--- WORK INSTRUCTIONS ---
Give a verbatim repeat of the lines that run from the line containing "OCR this image." to the end of the data below.

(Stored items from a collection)
::::

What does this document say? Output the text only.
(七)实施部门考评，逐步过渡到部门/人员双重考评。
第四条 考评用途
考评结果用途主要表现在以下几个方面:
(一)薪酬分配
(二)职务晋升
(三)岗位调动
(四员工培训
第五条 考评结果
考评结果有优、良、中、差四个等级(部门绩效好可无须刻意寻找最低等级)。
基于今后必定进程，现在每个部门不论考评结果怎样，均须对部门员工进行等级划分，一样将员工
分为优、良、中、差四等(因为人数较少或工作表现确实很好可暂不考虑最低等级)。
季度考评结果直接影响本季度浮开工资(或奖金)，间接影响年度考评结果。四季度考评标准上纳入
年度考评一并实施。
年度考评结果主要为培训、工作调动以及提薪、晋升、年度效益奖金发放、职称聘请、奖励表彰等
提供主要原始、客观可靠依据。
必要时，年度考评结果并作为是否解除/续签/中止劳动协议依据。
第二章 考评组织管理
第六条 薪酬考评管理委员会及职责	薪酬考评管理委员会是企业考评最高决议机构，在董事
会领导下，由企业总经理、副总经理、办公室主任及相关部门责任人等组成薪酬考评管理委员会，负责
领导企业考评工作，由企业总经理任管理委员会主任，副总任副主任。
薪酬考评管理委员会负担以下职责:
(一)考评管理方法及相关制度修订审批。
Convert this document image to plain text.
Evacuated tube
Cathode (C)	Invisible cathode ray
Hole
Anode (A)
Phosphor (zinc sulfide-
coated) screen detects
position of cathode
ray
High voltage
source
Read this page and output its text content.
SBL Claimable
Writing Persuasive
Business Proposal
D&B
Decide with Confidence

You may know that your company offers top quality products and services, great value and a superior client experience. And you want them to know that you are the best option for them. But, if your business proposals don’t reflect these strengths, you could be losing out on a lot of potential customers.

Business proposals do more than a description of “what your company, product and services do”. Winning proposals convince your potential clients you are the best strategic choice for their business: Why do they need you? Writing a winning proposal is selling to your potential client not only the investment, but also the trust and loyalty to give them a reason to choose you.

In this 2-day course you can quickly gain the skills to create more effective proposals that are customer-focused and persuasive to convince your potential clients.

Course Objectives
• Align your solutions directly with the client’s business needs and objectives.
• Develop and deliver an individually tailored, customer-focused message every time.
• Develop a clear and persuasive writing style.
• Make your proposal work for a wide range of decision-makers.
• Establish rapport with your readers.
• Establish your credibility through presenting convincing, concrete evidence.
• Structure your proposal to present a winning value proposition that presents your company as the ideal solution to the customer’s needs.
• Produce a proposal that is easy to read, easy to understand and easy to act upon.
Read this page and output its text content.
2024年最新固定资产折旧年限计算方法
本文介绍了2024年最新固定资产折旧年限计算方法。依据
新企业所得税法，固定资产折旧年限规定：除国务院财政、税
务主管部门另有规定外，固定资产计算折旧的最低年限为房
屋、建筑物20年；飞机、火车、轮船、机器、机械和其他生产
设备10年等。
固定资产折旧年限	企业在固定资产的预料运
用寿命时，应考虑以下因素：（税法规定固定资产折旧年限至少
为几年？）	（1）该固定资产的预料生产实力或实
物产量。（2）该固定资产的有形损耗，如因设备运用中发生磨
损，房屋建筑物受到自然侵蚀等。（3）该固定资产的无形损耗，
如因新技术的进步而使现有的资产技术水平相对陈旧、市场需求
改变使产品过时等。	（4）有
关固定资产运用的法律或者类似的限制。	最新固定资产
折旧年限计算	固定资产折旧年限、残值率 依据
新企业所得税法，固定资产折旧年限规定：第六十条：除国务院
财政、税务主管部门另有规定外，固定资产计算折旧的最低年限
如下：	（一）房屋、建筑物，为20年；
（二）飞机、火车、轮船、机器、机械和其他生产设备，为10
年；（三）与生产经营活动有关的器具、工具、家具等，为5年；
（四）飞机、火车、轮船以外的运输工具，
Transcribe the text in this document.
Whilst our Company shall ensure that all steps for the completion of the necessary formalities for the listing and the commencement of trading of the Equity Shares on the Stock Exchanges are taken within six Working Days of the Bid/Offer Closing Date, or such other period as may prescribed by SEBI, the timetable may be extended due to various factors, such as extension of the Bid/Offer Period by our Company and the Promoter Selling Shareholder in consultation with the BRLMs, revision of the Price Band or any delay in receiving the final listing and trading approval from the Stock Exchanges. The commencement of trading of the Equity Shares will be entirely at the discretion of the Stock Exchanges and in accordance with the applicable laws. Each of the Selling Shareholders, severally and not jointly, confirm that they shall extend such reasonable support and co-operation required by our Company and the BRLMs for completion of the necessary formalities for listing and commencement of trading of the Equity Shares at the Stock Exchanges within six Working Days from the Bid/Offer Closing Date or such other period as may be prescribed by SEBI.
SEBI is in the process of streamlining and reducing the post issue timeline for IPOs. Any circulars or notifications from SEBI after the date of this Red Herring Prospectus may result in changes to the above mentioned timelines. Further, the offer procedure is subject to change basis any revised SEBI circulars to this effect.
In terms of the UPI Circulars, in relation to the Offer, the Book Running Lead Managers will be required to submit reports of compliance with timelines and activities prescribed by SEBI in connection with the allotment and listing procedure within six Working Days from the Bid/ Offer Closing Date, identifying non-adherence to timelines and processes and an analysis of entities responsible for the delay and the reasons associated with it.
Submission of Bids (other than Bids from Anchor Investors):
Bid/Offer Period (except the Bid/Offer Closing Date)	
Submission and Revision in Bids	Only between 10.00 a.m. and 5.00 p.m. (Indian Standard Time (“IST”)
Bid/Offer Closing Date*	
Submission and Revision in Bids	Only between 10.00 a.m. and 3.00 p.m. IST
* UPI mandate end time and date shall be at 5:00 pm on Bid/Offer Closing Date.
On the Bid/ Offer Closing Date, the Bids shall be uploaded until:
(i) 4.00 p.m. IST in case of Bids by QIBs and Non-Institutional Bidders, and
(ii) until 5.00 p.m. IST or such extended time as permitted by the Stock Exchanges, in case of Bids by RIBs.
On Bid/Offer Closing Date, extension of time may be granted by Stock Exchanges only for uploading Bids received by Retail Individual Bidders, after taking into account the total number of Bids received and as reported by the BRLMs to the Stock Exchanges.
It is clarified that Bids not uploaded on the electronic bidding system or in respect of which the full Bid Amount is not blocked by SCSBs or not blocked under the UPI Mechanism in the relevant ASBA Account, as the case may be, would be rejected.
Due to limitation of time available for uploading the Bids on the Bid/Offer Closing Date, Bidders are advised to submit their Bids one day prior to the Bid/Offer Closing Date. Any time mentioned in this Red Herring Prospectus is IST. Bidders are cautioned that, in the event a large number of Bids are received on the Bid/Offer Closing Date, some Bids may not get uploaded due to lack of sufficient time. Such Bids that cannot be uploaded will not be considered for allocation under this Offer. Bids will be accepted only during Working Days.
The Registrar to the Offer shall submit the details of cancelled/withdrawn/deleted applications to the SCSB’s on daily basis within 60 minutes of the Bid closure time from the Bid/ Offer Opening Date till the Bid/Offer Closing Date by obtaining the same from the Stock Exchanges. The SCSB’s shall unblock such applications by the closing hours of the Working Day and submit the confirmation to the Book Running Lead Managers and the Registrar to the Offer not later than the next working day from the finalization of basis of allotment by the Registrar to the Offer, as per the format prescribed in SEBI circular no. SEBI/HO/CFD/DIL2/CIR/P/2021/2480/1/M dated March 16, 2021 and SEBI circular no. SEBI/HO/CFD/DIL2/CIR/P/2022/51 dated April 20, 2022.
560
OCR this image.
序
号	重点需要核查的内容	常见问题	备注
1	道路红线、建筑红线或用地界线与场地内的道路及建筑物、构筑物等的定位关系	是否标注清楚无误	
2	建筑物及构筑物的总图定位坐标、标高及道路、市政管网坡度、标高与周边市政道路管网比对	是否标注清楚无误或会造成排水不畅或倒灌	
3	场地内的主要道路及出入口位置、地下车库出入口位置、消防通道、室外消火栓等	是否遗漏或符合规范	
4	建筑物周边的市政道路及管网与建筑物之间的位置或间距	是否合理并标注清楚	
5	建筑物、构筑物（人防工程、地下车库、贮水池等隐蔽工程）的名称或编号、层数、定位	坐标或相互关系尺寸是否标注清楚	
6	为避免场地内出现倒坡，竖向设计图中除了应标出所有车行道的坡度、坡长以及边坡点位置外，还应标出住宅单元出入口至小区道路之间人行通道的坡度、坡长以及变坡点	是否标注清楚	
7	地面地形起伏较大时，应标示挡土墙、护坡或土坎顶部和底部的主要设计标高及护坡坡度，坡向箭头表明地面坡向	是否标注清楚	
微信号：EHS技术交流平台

::::

--- EXERCISE RESULT ---
OCR this image.
序
号	重点需要核查的内容	常见问题	备注
1	道路红线、建筑红线或用地界线与场地内的道路及建筑物、构筑物等的定位关系	是否标注清楚无误	
2	建筑物及构筑物的总图定位坐标、标高及道路、市政管网坡度、标高与周边市政道路管网比对	是否标注清楚无误或会造成排水不畅或倒灌	
3	场地内的主要道路及出入口位置、地下车库出入口位置、消防通道、室外消火栓等	是否遗漏或符合规范	
4	建筑物周边的市政道路及管网与建筑物之间的位置或间距	是否合理并标注清楚	
5	建筑物、构筑物（人防工程、地下车库、贮水池等隐蔽工程）的名称或编号、层数、定位	坐标或相互关系尺寸是否标注清楚	
6	为避免场地内出现倒坡，竖向设计图中除了应标出所有车行道的坡度、坡长以及边坡点位置外，还应标出住宅单元出入口至小区道路之间人行通道的坡度、坡长以及变坡点	是否标注清楚	
7	地面地形起伏较大时，应标示挡土墙、护坡或土坎顶部和底部的主要设计标高及护坡坡度，坡向箭头表明地面坡向	是否标注清楚	
微信号：EHS技术交流平台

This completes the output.